-------- Supplied data

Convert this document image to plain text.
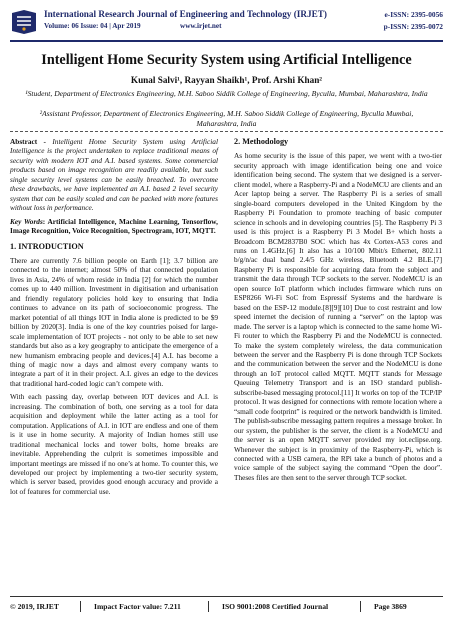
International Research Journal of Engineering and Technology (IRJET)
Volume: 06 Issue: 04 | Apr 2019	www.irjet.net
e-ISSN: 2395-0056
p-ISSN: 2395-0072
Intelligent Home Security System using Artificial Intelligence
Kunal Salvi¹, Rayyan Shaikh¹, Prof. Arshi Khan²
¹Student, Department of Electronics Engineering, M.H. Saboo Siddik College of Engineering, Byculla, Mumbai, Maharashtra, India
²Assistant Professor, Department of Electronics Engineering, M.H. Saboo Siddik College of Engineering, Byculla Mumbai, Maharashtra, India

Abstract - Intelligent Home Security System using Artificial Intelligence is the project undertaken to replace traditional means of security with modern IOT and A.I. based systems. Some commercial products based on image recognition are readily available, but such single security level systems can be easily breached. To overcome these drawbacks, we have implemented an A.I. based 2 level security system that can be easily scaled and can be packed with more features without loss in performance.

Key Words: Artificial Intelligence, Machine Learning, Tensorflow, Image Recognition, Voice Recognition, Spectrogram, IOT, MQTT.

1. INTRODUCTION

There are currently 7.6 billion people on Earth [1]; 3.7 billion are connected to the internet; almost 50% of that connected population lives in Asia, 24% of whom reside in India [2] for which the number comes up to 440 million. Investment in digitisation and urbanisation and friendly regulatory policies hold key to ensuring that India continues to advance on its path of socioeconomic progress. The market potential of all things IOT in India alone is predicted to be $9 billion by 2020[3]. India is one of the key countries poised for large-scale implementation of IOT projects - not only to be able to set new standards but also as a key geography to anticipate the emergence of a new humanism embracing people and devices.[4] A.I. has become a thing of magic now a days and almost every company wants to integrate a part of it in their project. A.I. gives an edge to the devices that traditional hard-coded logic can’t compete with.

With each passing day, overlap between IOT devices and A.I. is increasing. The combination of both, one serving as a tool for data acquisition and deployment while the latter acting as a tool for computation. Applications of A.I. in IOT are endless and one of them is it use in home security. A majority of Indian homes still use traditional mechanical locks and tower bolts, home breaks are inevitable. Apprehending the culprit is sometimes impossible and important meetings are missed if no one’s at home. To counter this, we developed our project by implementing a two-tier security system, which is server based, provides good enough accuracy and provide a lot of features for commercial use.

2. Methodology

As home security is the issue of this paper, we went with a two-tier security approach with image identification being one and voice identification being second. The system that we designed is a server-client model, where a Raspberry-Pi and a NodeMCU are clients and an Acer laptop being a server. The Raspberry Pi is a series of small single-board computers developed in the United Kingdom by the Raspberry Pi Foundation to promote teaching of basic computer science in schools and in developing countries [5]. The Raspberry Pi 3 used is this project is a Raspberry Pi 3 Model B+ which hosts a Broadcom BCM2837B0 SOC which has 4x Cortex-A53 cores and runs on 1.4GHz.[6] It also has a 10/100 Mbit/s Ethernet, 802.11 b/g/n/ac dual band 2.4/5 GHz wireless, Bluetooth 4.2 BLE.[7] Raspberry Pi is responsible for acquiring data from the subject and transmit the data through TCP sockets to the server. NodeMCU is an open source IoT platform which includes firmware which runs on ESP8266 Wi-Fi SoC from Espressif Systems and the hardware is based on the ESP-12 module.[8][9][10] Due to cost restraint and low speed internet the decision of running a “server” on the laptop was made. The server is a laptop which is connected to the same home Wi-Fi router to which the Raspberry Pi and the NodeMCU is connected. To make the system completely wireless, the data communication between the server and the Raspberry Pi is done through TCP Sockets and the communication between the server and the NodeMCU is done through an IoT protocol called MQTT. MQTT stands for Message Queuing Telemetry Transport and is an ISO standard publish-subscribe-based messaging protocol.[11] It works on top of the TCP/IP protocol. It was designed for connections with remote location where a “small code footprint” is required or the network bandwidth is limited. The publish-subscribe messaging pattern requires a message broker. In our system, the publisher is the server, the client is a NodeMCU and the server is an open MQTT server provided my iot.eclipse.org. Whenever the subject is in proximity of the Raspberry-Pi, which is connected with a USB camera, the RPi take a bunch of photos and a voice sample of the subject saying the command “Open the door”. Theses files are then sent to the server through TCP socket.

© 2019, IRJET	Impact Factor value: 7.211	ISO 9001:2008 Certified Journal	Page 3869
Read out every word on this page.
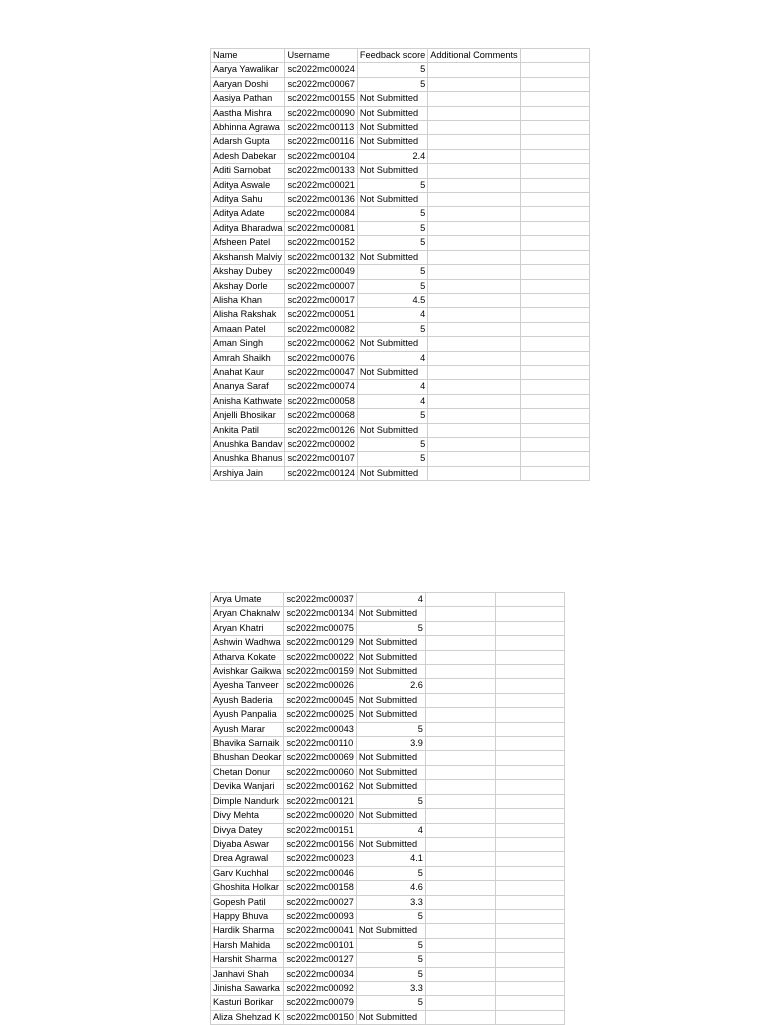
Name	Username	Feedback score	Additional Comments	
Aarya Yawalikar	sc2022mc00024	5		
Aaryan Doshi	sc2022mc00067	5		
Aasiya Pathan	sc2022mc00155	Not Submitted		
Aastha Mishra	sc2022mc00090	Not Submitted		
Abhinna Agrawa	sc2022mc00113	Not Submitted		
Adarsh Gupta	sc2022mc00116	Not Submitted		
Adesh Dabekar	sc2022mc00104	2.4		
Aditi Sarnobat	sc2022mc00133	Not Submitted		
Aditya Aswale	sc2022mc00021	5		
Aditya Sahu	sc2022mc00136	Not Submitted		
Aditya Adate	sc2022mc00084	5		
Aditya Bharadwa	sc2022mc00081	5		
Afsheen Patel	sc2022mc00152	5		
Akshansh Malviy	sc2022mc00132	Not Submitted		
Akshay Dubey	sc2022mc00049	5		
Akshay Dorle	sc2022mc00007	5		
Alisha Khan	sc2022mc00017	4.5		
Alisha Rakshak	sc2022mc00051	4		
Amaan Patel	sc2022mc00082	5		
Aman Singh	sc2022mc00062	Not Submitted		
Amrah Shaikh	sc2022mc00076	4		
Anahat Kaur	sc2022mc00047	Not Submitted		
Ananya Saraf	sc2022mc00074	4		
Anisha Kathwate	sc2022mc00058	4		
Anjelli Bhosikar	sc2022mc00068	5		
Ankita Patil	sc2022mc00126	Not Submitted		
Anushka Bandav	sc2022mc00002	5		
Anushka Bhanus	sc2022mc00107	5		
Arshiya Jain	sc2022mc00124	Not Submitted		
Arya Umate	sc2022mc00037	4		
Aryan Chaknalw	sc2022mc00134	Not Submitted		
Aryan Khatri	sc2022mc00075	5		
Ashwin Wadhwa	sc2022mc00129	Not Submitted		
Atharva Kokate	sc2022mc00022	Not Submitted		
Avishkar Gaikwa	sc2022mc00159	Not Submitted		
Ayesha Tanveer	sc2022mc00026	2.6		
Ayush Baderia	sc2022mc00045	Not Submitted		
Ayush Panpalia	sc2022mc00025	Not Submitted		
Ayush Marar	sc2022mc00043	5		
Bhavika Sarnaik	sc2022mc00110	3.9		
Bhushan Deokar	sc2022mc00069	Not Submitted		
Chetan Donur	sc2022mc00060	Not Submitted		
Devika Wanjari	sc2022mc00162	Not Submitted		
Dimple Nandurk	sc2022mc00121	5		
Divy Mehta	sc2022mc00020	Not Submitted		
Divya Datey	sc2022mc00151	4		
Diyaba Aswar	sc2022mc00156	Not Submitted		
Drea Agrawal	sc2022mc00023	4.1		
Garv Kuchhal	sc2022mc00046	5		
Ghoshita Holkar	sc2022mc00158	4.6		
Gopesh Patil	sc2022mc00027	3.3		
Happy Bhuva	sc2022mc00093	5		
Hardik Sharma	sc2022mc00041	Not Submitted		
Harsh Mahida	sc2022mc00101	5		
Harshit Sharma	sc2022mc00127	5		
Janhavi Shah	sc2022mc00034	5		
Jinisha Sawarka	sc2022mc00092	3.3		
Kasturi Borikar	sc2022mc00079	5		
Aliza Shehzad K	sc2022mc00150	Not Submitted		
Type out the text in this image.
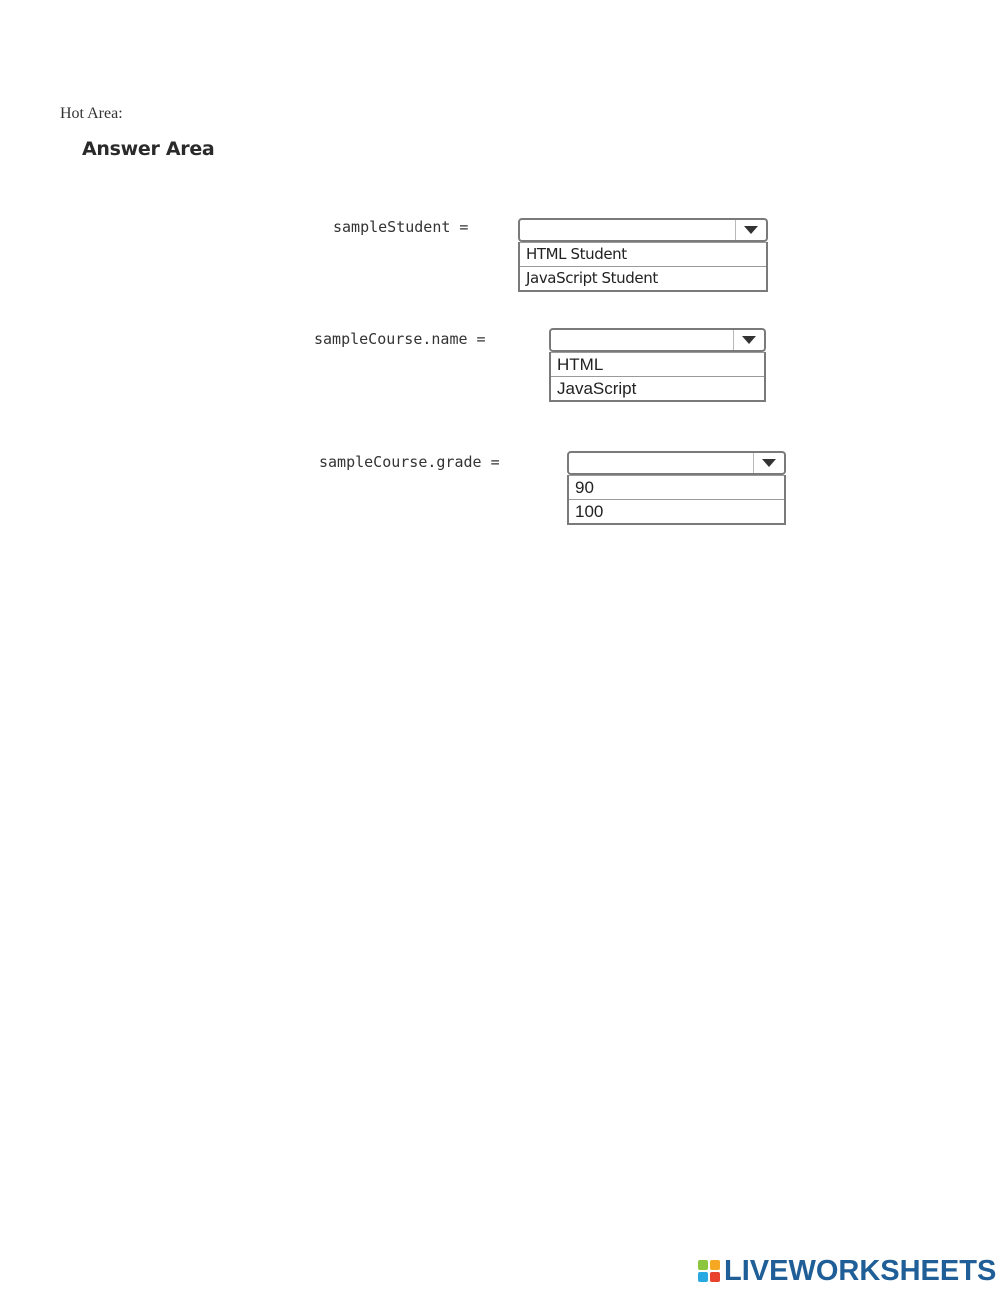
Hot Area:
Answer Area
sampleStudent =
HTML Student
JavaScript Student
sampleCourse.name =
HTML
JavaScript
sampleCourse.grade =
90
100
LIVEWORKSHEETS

----------------

Gather up every line in the data above that contains the word "text", copying each one.

Convert this document image to plain text.
Type out the text in this image.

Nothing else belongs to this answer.